> [TASK DATA]:
--- --- ---
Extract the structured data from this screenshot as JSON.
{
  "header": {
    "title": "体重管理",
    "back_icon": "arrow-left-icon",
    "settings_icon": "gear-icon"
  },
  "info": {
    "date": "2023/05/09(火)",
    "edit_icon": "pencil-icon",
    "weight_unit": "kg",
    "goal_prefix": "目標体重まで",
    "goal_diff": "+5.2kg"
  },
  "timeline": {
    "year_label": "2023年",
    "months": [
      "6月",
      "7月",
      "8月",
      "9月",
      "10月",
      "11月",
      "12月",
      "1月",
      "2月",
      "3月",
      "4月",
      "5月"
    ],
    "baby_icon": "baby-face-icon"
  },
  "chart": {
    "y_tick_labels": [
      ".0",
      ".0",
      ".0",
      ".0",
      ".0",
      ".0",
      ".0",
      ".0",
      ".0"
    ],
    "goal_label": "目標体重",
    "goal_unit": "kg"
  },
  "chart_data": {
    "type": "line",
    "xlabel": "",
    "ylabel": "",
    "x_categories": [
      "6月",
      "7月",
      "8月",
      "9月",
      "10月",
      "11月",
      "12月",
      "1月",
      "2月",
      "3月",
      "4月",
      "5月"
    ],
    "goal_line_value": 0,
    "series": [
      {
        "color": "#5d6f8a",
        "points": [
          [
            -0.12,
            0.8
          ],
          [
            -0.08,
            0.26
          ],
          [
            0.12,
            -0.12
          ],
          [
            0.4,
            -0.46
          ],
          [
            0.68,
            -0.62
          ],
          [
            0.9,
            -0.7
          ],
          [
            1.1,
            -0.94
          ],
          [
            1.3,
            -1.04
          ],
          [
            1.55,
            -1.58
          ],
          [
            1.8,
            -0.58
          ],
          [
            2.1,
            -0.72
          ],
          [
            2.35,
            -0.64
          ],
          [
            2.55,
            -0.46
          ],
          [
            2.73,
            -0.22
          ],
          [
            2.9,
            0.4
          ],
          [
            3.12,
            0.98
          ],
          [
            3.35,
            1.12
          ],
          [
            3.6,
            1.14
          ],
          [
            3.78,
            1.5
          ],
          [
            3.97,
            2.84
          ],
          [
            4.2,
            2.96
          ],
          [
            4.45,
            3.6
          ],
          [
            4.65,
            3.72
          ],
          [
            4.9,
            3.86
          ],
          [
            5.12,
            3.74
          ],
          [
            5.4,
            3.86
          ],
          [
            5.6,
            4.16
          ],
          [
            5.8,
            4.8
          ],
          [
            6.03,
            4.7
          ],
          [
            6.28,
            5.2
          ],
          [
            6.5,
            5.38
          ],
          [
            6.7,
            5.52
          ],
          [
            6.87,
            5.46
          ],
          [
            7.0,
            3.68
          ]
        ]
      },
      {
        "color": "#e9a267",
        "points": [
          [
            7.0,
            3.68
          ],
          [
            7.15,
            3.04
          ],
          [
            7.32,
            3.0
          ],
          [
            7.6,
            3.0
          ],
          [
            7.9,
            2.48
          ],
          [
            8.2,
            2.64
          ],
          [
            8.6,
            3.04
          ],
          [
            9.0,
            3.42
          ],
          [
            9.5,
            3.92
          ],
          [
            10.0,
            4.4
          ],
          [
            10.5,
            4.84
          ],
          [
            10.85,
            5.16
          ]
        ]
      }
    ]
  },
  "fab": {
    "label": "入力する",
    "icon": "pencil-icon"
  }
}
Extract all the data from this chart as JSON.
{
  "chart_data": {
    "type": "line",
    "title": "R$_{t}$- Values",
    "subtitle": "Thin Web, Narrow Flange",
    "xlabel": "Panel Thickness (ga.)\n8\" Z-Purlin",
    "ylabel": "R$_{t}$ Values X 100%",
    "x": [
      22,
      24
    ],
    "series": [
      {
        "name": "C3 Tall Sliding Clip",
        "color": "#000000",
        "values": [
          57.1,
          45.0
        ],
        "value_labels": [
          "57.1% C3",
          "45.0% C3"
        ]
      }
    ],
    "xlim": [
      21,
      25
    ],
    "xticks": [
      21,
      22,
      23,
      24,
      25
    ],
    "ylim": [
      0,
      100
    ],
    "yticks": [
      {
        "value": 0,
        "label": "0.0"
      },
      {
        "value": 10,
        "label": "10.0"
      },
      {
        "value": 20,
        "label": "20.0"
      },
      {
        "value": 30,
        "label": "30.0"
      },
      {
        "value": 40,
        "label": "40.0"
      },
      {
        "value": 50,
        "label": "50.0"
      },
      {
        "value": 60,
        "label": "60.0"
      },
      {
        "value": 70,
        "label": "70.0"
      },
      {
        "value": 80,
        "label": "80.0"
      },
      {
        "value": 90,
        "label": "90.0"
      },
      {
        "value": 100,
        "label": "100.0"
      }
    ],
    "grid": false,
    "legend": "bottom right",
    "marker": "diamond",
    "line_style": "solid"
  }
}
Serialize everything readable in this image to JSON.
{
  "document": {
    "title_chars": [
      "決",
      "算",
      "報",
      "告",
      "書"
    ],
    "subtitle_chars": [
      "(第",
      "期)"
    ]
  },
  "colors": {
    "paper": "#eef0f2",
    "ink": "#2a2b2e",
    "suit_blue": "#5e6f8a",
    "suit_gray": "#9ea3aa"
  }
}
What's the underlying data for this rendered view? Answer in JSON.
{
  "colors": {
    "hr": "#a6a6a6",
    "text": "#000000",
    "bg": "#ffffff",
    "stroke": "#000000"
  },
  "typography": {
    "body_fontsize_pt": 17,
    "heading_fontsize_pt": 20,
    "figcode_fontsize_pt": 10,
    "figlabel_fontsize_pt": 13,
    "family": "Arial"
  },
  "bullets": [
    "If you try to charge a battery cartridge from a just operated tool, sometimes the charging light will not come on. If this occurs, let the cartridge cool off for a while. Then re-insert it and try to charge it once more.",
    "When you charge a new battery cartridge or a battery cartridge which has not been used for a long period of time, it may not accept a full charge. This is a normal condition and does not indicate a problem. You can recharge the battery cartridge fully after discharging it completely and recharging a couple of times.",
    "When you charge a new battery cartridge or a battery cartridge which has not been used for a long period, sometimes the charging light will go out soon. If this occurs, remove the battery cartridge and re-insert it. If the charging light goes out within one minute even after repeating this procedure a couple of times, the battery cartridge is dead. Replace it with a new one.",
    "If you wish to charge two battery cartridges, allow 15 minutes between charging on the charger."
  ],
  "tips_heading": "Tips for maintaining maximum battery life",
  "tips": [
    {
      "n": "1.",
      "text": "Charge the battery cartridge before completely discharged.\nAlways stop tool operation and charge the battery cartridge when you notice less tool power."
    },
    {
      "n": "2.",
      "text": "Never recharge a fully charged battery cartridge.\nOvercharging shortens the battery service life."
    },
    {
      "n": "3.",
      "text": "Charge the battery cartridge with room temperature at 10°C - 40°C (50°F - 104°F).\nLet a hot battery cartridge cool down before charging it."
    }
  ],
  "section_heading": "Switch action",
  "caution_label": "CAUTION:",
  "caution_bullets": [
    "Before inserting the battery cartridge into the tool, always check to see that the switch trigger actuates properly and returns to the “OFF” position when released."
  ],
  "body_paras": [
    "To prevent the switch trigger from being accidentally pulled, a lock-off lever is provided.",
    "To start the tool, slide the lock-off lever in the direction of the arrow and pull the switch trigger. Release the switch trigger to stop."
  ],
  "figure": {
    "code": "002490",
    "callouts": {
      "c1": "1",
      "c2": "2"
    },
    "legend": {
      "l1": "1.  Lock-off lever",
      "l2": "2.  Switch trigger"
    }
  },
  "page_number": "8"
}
--- --- ---
> [GOAL OF THE EXERCISE]: Select every line of the records holding the string "from".

> [EXERCISE RESPONSE]:
Extract the structured data from this screenshot as JSON.
Extract all the data from this chart as JSON.
    "If you try to charge a battery cartridge from a just operated tool, sometimes the charging light will not come on. If this occurs, let the cartridge cool off for a while. Then re-insert it and try to charge it once more.",
    "To prevent the switch trigger from being accidentally pulled, a lock-off lever is provided.",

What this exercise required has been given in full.